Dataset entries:
╭──

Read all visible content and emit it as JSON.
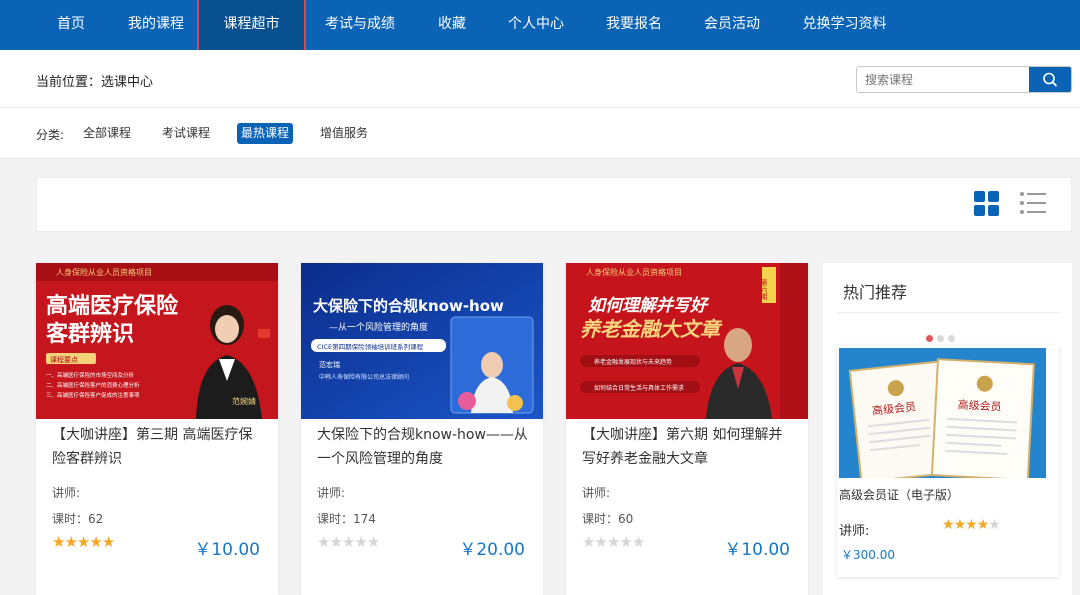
{
  "nav": {
    "items": [
      {
        "label": "首页",
        "active": false
      },
      {
        "label": "我的课程",
        "active": false
      },
      {
        "label": "课程超市",
        "active": true
      },
      {
        "label": "考试与成绩",
        "active": false
      },
      {
        "label": "收藏",
        "active": false
      },
      {
        "label": "个人中心",
        "active": false
      },
      {
        "label": "我要报名",
        "active": false
      },
      {
        "label": "会员活动",
        "active": false
      },
      {
        "label": "兑换学习资料",
        "active": false
      }
    ]
  },
  "breadcrumb": {
    "text": "当前位置：选课中心"
  },
  "search": {
    "placeholder": "搜索课程",
    "value": ""
  },
  "filter": {
    "label": "分类:",
    "options": [
      {
        "label": "全部课程",
        "active": false
      },
      {
        "label": "考试课程",
        "active": false
      },
      {
        "label": "最热课程",
        "active": true
      },
      {
        "label": "增值服务",
        "active": false
      }
    ]
  },
  "view_modes": {
    "grid_icon": "grid-icon",
    "list_icon": "list-icon",
    "selected": "grid"
  },
  "courses": [
    {
      "title": "【大咖讲座】第三期 高端医疗保险客群辨识",
      "lecturer": "讲师:",
      "hours": "课时：62",
      "rating": 5,
      "price": "￥10.00",
      "banner": {
        "header": "人身保险从业人员资格项目",
        "headline1": "高端医疗保险",
        "headline2": "客群辨识",
        "points_title": "课程要点",
        "points": [
          "一、高端医疗保险的市场空间及分析",
          "二、高端医疗保险客户的消费心理分析",
          "三、高端医疗保险客户促成的注意事项"
        ],
        "speaker": "范婉婧"
      }
    },
    {
      "title": "大保险下的合规know-how——从一个风险管理的角度",
      "lecturer": "讲师:",
      "hours": "课时：174",
      "rating": 0,
      "price": "￥20.00",
      "banner": {
        "headline1": "大保险下的合规know-how",
        "headline2": "—从一个风险管理的角度",
        "series": "CICE第四期保险领袖培训班系列课程",
        "speaker": "范宏瑞",
        "company": "中韩人寿保险有限公司总法律顾问"
      }
    },
    {
      "title": "【大咖讲座】第六期 如何理解并写好养老金融大文章",
      "lecturer": "讲师:",
      "hours": "课时：60",
      "rating": 0,
      "price": "￥10.00",
      "banner": {
        "header": "人身保险从业人员资格项目",
        "headline1": "如何理解并写好",
        "headline2": "养老金融大文章",
        "tag": "第六期",
        "point1": "养老金融发展现状与未来趋势",
        "point2": "如何结合日常生活与具体工作需求"
      }
    }
  ],
  "recommend": {
    "title": "热门推荐",
    "item": {
      "title": "高级会员证（电子版）",
      "lecturer": "讲师:",
      "rating": 3.5,
      "price": "￥300.00",
      "cert_heading": "高级会员"
    }
  },
  "colors": {
    "primary": "#0b63b6",
    "star": "#f5a623",
    "price": "#1677c8",
    "highlight": "#e0454e"
  }
}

╰──

**STATED TASK**
Search the entries for the word "从一个风险管理的角度", then list each line that holds it.

**EXERCISE SOLUTION**
      "title": "大保险下的合规know-how——从一个风险管理的角度",
        "headline2": "—从一个风险管理的角度",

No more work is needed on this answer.